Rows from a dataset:
· · · · · · ·

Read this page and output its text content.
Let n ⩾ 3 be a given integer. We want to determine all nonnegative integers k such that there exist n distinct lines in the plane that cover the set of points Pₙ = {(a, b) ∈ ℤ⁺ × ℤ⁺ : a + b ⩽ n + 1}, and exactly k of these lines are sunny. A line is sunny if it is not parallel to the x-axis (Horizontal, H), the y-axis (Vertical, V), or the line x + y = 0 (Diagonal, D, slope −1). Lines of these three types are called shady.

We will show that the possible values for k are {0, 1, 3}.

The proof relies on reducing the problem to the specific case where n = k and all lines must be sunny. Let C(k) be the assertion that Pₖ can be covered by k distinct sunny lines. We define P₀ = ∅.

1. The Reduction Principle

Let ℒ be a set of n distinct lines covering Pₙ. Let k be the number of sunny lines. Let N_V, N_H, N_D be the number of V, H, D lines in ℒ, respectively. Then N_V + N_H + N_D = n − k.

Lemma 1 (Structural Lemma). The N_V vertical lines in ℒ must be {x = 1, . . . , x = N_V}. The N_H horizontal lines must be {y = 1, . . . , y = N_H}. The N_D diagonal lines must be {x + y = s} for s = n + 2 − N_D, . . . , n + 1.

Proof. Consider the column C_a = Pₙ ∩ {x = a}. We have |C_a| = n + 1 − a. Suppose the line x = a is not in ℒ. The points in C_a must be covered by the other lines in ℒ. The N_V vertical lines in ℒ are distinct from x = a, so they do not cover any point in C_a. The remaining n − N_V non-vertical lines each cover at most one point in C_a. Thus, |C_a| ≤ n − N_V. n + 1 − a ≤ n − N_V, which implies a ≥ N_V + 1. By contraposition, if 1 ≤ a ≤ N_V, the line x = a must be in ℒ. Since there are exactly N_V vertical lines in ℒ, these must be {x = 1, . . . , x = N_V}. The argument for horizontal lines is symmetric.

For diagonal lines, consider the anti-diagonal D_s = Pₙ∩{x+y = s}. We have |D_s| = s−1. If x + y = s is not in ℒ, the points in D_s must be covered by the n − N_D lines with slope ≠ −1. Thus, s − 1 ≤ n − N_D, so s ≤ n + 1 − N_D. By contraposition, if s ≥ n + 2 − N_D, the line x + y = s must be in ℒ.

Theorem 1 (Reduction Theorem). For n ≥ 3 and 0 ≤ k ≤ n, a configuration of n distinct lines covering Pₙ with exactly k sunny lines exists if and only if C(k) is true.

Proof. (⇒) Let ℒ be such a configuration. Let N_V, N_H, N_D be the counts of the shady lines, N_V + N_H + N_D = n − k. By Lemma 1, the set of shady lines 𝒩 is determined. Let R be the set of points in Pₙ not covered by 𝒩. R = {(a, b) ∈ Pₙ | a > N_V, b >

· · · · · · ·

- **What you have to do**
Print every record exactly as it was given.

- **Complete response**
Read this page and output its text content.
Let n ⩾ 3 be a given integer. We want to determine all nonnegative integers k such that there exist n distinct lines in the plane that cover the set of points Pₙ = {(a, b) ∈ ℤ⁺ × ℤ⁺ : a + b ⩽ n + 1}, and exactly k of these lines are sunny. A line is sunny if it is not parallel to the x-axis (Horizontal, H), the y-axis (Vertical, V), or the line x + y = 0 (Diagonal, D, slope −1). Lines of these three types are called shady.

We will show that the possible values for k are {0, 1, 3}.

The proof relies on reducing the problem to the specific case where n = k and all lines must be sunny. Let C(k) be the assertion that Pₖ can be covered by k distinct sunny lines. We define P₀ = ∅.

1. The Reduction Principle

Let ℒ be a set of n distinct lines covering Pₙ. Let k be the number of sunny lines. Let N_V, N_H, N_D be the number of V, H, D lines in ℒ, respectively. Then N_V + N_H + N_D = n − k.

Lemma 1 (Structural Lemma). The N_V vertical lines in ℒ must be {x = 1, . . . , x = N_V}. The N_H horizontal lines must be {y = 1, . . . , y = N_H}. The N_D diagonal lines must be {x + y = s} for s = n + 2 − N_D, . . . , n + 1.

Proof. Consider the column C_a = Pₙ ∩ {x = a}. We have |C_a| = n + 1 − a. Suppose the line x = a is not in ℒ. The points in C_a must be covered by the other lines in ℒ. The N_V vertical lines in ℒ are distinct from x = a, so they do not cover any point in C_a. The remaining n − N_V non-vertical lines each cover at most one point in C_a. Thus, |C_a| ≤ n − N_V. n + 1 − a ≤ n − N_V, which implies a ≥ N_V + 1. By contraposition, if 1 ≤ a ≤ N_V, the line x = a must be in ℒ. Since there are exactly N_V vertical lines in ℒ, these must be {x = 1, . . . , x = N_V}. The argument for horizontal lines is symmetric.

For diagonal lines, consider the anti-diagonal D_s = Pₙ∩{x+y = s}. We have |D_s| = s−1. If x + y = s is not in ℒ, the points in D_s must be covered by the n − N_D lines with slope ≠ −1. Thus, s − 1 ≤ n − N_D, so s ≤ n + 1 − N_D. By contraposition, if s ≥ n + 2 − N_D, the line x + y = s must be in ℒ.

Theorem 1 (Reduction Theorem). For n ≥ 3 and 0 ≤ k ≤ n, a configuration of n distinct lines covering Pₙ with exactly k sunny lines exists if and only if C(k) is true.

Proof. (⇒) Let ℒ be such a configuration. Let N_V, N_H, N_D be the counts of the shady lines, N_V + N_H + N_D = n − k. By Lemma 1, the set of shady lines 𝒩 is determined. Let R be the set of points in Pₙ not covered by 𝒩. R = {(a, b) ∈ Pₙ | a > N_V, b >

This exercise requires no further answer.